TASK INSTRUCTIONS: Your task is to reproduce the material exactly.

MATERIAL TO PROCESS:
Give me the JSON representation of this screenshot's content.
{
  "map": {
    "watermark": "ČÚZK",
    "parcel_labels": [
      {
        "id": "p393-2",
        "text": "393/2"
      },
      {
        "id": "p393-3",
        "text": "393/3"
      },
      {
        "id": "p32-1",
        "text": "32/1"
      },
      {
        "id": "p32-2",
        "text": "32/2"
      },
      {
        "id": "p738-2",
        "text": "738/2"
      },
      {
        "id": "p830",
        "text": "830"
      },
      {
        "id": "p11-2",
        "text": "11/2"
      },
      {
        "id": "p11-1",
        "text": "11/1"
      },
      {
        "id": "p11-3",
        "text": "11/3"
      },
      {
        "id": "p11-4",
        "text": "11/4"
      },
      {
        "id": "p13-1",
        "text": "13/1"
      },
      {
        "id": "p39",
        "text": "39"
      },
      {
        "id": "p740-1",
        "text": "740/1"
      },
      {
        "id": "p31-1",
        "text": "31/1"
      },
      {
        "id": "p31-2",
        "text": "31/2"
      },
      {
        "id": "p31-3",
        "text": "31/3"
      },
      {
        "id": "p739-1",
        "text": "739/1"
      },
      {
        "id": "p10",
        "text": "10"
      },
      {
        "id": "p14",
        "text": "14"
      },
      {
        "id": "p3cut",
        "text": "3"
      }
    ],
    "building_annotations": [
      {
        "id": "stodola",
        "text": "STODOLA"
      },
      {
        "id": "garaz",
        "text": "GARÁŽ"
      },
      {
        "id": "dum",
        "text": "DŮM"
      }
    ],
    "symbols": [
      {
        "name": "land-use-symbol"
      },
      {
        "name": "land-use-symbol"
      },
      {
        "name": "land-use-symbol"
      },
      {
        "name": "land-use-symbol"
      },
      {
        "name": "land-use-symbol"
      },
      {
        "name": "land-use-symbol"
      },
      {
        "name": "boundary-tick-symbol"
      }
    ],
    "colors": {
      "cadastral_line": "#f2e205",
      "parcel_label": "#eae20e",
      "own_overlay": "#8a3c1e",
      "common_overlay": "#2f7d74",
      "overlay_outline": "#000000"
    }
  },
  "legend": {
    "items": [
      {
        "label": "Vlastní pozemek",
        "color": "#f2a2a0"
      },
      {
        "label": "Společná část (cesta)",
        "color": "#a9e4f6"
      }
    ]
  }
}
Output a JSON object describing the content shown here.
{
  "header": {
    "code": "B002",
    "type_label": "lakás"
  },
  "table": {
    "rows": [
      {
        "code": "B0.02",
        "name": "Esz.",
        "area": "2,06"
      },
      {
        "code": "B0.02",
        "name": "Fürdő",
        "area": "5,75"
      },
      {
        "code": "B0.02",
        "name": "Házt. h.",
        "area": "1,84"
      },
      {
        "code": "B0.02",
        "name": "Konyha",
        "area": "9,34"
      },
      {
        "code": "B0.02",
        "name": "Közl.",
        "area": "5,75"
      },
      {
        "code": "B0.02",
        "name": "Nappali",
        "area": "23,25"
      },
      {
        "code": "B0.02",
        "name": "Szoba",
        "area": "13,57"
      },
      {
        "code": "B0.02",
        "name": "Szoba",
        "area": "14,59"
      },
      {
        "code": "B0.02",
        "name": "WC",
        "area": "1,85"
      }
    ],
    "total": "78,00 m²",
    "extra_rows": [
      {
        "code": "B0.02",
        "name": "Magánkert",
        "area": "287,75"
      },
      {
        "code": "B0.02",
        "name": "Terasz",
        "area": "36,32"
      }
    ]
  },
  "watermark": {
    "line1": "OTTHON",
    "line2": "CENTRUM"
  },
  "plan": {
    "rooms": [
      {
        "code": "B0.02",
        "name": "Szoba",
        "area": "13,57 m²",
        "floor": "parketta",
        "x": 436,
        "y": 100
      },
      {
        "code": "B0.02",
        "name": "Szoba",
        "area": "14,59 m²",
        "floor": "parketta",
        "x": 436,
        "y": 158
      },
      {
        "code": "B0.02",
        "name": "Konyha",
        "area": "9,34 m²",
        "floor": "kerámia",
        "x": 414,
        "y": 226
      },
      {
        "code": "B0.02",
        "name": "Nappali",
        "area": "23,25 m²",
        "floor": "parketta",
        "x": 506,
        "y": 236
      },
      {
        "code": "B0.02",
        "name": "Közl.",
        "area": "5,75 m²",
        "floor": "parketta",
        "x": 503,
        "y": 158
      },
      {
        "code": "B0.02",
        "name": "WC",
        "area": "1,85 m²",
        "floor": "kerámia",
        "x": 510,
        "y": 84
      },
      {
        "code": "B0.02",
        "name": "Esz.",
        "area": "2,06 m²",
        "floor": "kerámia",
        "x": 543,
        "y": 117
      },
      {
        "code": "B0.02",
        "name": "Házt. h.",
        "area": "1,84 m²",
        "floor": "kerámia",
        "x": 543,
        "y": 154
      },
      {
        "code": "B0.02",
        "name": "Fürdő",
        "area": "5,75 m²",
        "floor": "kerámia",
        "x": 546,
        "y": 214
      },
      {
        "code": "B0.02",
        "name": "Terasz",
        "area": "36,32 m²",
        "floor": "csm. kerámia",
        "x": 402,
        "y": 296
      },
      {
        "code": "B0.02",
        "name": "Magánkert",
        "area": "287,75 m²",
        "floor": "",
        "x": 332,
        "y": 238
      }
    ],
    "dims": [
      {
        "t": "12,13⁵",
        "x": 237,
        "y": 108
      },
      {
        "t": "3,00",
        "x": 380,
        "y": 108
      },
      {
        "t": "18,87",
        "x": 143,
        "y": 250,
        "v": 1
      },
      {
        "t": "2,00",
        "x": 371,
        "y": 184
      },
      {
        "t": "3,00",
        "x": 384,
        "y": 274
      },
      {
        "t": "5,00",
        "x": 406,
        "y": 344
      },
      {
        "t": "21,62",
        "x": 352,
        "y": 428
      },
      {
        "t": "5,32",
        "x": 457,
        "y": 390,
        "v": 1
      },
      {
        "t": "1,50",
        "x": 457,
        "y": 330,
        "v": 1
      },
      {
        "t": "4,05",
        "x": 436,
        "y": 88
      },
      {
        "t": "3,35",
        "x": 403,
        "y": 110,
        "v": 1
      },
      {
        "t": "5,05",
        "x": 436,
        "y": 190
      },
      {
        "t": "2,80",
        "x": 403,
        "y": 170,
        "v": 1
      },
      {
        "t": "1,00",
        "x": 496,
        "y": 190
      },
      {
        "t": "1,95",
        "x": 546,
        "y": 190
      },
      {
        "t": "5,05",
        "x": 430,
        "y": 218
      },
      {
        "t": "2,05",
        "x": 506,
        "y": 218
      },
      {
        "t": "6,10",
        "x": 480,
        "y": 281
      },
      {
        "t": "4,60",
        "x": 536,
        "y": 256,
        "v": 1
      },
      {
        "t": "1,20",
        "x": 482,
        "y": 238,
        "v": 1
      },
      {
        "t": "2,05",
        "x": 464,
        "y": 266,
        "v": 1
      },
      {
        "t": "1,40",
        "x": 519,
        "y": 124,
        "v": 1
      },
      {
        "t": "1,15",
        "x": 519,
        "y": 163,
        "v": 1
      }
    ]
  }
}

EXERCISE SOLUTION:
Give me the JSON representation of this screenshot's content.
{
  "map": {
    "watermark": "ČÚZK",
    "parcel_labels": [
      {
        "id": "p393-2",
        "text": "393/2"
      },
      {
        "id": "p393-3",
        "text": "393/3"
      },
      {
        "id": "p32-1",
        "text": "32/1"
      },
      {
        "id": "p32-2",
        "text": "32/2"
      },
      {
        "id": "p738-2",
        "text": "738/2"
      },
      {
        "id": "p830",
        "text": "830"
      },
      {
        "id": "p11-2",
        "text": "11/2"
      },
      {
        "id": "p11-1",
        "text": "11/1"
      },
      {
        "id": "p11-3",
        "text": "11/3"
      },
      {
        "id": "p11-4",
        "text": "11/4"
      },
      {
        "id": "p13-1",
        "text": "13/1"
      },
      {
        "id": "p39",
        "text": "39"
      },
      {
        "id": "p740-1",
        "text": "740/1"
      },
      {
        "id": "p31-1",
        "text": "31/1"
      },
      {
        "id": "p31-2",
        "text": "31/2"
      },
      {
        "id": "p31-3",
        "text": "31/3"
      },
      {
        "id": "p739-1",
        "text": "739/1"
      },
      {
        "id": "p10",
        "text": "10"
      },
      {
        "id": "p14",
        "text": "14"
      },
      {
        "id": "p3cut",
        "text": "3"
      }
    ],
    "building_annotations": [
      {
        "id": "stodola",
        "text": "STODOLA"
      },
      {
        "id": "garaz",
        "text": "GARÁŽ"
      },
      {
        "id": "dum",
        "text": "DŮM"
      }
    ],
    "symbols": [
      {
        "name": "land-use-symbol"
      },
      {
        "name": "land-use-symbol"
      },
      {
        "name": "land-use-symbol"
      },
      {
        "name": "land-use-symbol"
      },
      {
        "name": "land-use-symbol"
      },
      {
        "name": "land-use-symbol"
      },
      {
        "name": "boundary-tick-symbol"
      }
    ],
    "colors": {
      "cadastral_line": "#f2e205",
      "parcel_label": "#eae20e",
      "own_overlay": "#8a3c1e",
      "common_overlay": "#2f7d74",
      "overlay_outline": "#000000"
    }
  },
  "legend": {
    "items": [
      {
        "label": "Vlastní pozemek",
        "color": "#f2a2a0"
      },
      {
        "label": "Společná část (cesta)",
        "color": "#a9e4f6"
      }
    ]
  }
}
Output a JSON object describing the content shown here.
{
  "header": {
    "code": "B002",
    "type_label": "lakás"
  },
  "table": {
    "rows": [
      {
        "code": "B0.02",
        "name": "Esz.",
        "area": "2,06"
      },
      {
        "code": "B0.02",
        "name": "Fürdő",
        "area": "5,75"
      },
      {
        "code": "B0.02",
        "name": "Házt. h.",
        "area": "1,84"
      },
      {
        "code": "B0.02",
        "name": "Konyha",
        "area": "9,34"
      },
      {
        "code": "B0.02",
        "name": "Közl.",
        "area": "5,75"
      },
      {
        "code": "B0.02",
        "name": "Nappali",
        "area": "23,25"
      },
      {
        "code": "B0.02",
        "name": "Szoba",
        "area": "13,57"
      },
      {
        "code": "B0.02",
        "name": "Szoba",
        "area": "14,59"
      },
      {
        "code": "B0.02",
        "name": "WC",
        "area": "1,85"
      }
    ],
    "total": "78,00 m²",
    "extra_rows": [
      {
        "code": "B0.02",
        "name": "Magánkert",
        "area": "287,75"
      },
      {
        "code": "B0.02",
        "name": "Terasz",
        "area": "36,32"
      }
    ]
  },
  "watermark": {
    "line1": "OTTHON",
    "line2": "CENTRUM"
  },
  "plan": {
    "rooms": [
      {
        "code": "B0.02",
        "name": "Szoba",
        "area": "13,57 m²",
        "floor": "parketta",
        "x": 436,
        "y": 100
      },
      {
        "code": "B0.02",
        "name": "Szoba",
        "area": "14,59 m²",
        "floor": "parketta",
        "x": 436,
        "y": 158
      },
      {
        "code": "B0.02",
        "name": "Konyha",
        "area": "9,34 m²",
        "floor": "kerámia",
        "x": 414,
        "y": 226
      },
      {
        "code": "B0.02",
        "name": "Nappali",
        "area": "23,25 m²",
        "floor": "parketta",
        "x": 506,
        "y": 236
      },
      {
        "code": "B0.02",
        "name": "Közl.",
        "area": "5,75 m²",
        "floor": "parketta",
        "x": 503,
        "y": 158
      },
      {
        "code": "B0.02",
        "name": "WC",
        "area": "1,85 m²",
        "floor": "kerámia",
        "x": 510,
        "y": 84
      },
      {
        "code": "B0.02",
        "name": "Esz.",
        "area": "2,06 m²",
        "floor": "kerámia",
        "x": 543,
        "y": 117
      },
      {
        "code": "B0.02",
        "name": "Házt. h.",
        "area": "1,84 m²",
        "floor": "kerámia",
        "x": 543,
        "y": 154
      },
      {
        "code": "B0.02",
        "name": "Fürdő",
        "area": "5,75 m²",
        "floor": "kerámia",
        "x": 546,
        "y": 214
      },
      {
        "code": "B0.02",
        "name": "Terasz",
        "area": "36,32 m²",
        "floor": "csm. kerámia",
        "x": 402,
        "y": 296
      },
      {
        "code": "B0.02",
        "name": "Magánkert",
        "area": "287,75 m²",
        "floor": "",
        "x": 332,
        "y": 238
      }
    ],
    "dims": [
      {
        "t": "12,13⁵",
        "x": 237,
        "y": 108
      },
      {
        "t": "3,00",
        "x": 380,
        "y": 108
      },
      {
        "t": "18,87",
        "x": 143,
        "y": 250,
        "v": 1
      },
      {
        "t": "2,00",
        "x": 371,
        "y": 184
      },
      {
        "t": "3,00",
        "x": 384,
        "y": 274
      },
      {
        "t": "5,00",
        "x": 406,
        "y": 344
      },
      {
        "t": "21,62",
        "x": 352,
        "y": 428
      },
      {
        "t": "5,32",
        "x": 457,
        "y": 390,
        "v": 1
      },
      {
        "t": "1,50",
        "x": 457,
        "y": 330,
        "v": 1
      },
      {
        "t": "4,05",
        "x": 436,
        "y": 88
      },
      {
        "t": "3,35",
        "x": 403,
        "y": 110,
        "v": 1
      },
      {
        "t": "5,05",
        "x": 436,
        "y": 190
      },
      {
        "t": "2,80",
        "x": 403,
        "y": 170,
        "v": 1
      },
      {
        "t": "1,00",
        "x": 496,
        "y": 190
      },
      {
        "t": "1,95",
        "x": 546,
        "y": 190
      },
      {
        "t": "5,05",
        "x": 430,
        "y": 218
      },
      {
        "t": "2,05",
        "x": 506,
        "y": 218
      },
      {
        "t": "6,10",
        "x": 480,
        "y": 281
      },
      {
        "t": "4,60",
        "x": 536,
        "y": 256,
        "v": 1
      },
      {
        "t": "1,20",
        "x": 482,
        "y": 238,
        "v": 1
      },
      {
        "t": "2,05",
        "x": 464,
        "y": 266,
        "v": 1
      },
      {
        "t": "1,40",
        "x": 519,
        "y": 124,
        "v": 1
      },
      {
        "t": "1,15",
        "x": 519,
        "y": 163,
        "v": 1
      }
    ]
  }
}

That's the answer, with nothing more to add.